■ **Required work**: Omit all pictures, then retype the data exactly as given.

Extracted data entries

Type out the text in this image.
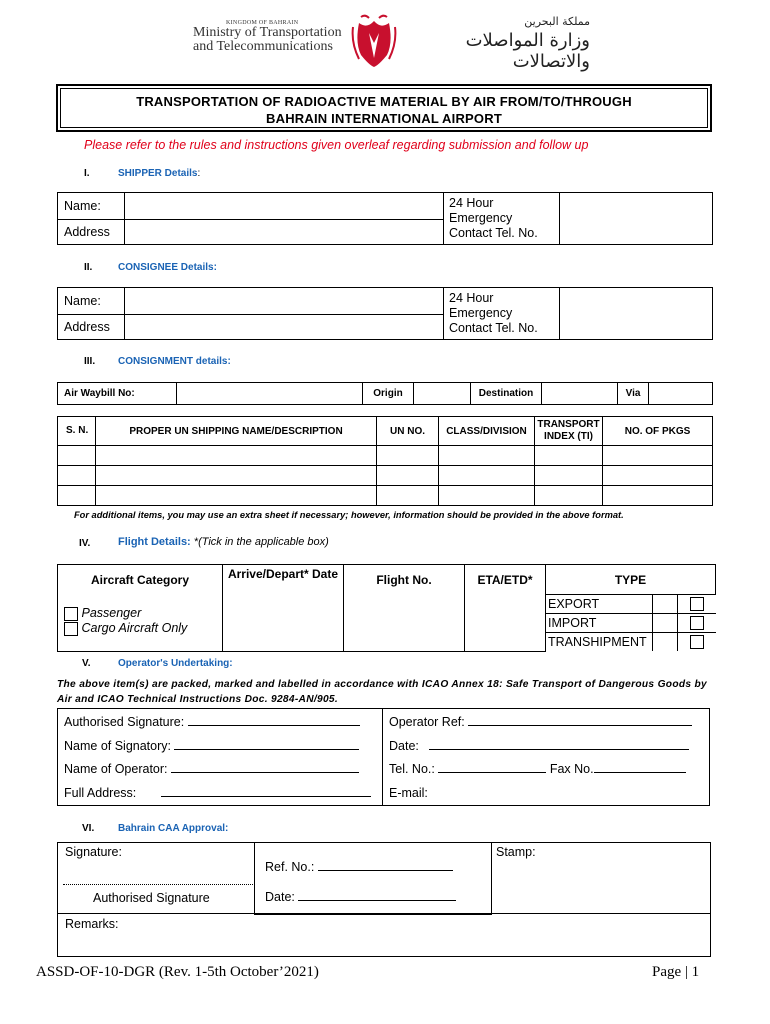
KINGDOM OF BAHRAIN
Ministry of Transportation
and Telecommunications
مملكة البحرين
وزارة المواصلات والاتصالات
TRANSPORTATION OF RADIOACTIVE MATERIAL BY AIR FROM/TO/THROUGH
BAHRAIN INTERNATIONAL AIRPORT
Please refer to the rules and instructions given overleaf regarding submission and follow up
I.	SHIPPER Details:
Name:		24 Hour Emergency Contact Tel. No.	
Address			
II.	CONSIGNEE Details:
Name:		24 Hour Emergency Contact Tel. No.	
Address			
III. CONSIGNMENT details:
Air Waybill No:		Origin		Destination		Via	
S. N.	PROPER UN SHIPPING NAME/DESCRIPTION	UN NO.	CLASS/DIVISION	TRANSPORT INDEX (TI)	NO. OF PKGS

For additional items, you may use an extra sheet if necessary; however, information should be provided in the above format.
IV.	Flight Details: *(Tick in the applicable box)
Aircraft Category	Arrive/Depart* Date	Flight No.	ETA/ETD*	TYPE

Passenger
Cargo Aircraft Only

EXPORT		
IMPORT		
TRANSHIPMENT		
V.	Operator's Undertaking:
The above item(s) are packed, marked and labelled in accordance with ICAO Annex 18: Safe Transport of Dangerous Goods by Air and ICAO Technical Instructions Doc. 9284-AN/905.
Authorised Signature:	Operator Ref:
Name of Signatory:	Date:
Name of Operator:	Tel. No.: Fax No.
Full Address:	E-mail:
VI. Bahrain CAA Approval:
Signature:
Authorised Signature
Ref. No.:
Date:
Stamp:
Remarks:
ASSD-OF-10-DGR (Rev. 1-5th October’2021)	Page | 1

■ **Response to the task**:
Type out the text in this image.
KINGDOM OF BAHRAIN
Ministry of Transportation
and Telecommunications
مملكة البحرين
وزارة المواصلات والاتصالات
TRANSPORTATION OF RADIOACTIVE MATERIAL BY AIR FROM/TO/THROUGH
BAHRAIN INTERNATIONAL AIRPORT
Please refer to the rules and instructions given overleaf regarding submission and follow up
I.	SHIPPER Details:
Name:		24 Hour Emergency Contact Tel. No.	
Address			
II.	CONSIGNEE Details:
Name:		24 Hour Emergency Contact Tel. No.	
Address			
III. CONSIGNMENT details:
Air Waybill No:		Origin		Destination		Via	
S. N.	PROPER UN SHIPPING NAME/DESCRIPTION	UN NO.	CLASS/DIVISION	TRANSPORT INDEX (TI)	NO. OF PKGS

For additional items, you may use an extra sheet if necessary; however, information should be provided in the above format.
IV.	Flight Details: *(Tick in the applicable box)
Aircraft Category	Arrive/Depart* Date	Flight No.	ETA/ETD*	TYPE

Passenger
Cargo Aircraft Only

EXPORT		
IMPORT		
TRANSHIPMENT		
V.	Operator's Undertaking:
The above item(s) are packed, marked and labelled in accordance with ICAO Annex 18: Safe Transport of Dangerous Goods by Air and ICAO Technical Instructions Doc. 9284-AN/905.
Authorised Signature:	Operator Ref:
Name of Signatory:	Date:
Name of Operator:	Tel. No.: Fax No.
Full Address:	E-mail:
VI. Bahrain CAA Approval:
Signature:
Authorised Signature
Ref. No.:
Date:
Stamp:
Remarks:
ASSD-OF-10-DGR (Rev. 1-5th October’2021)	Page | 1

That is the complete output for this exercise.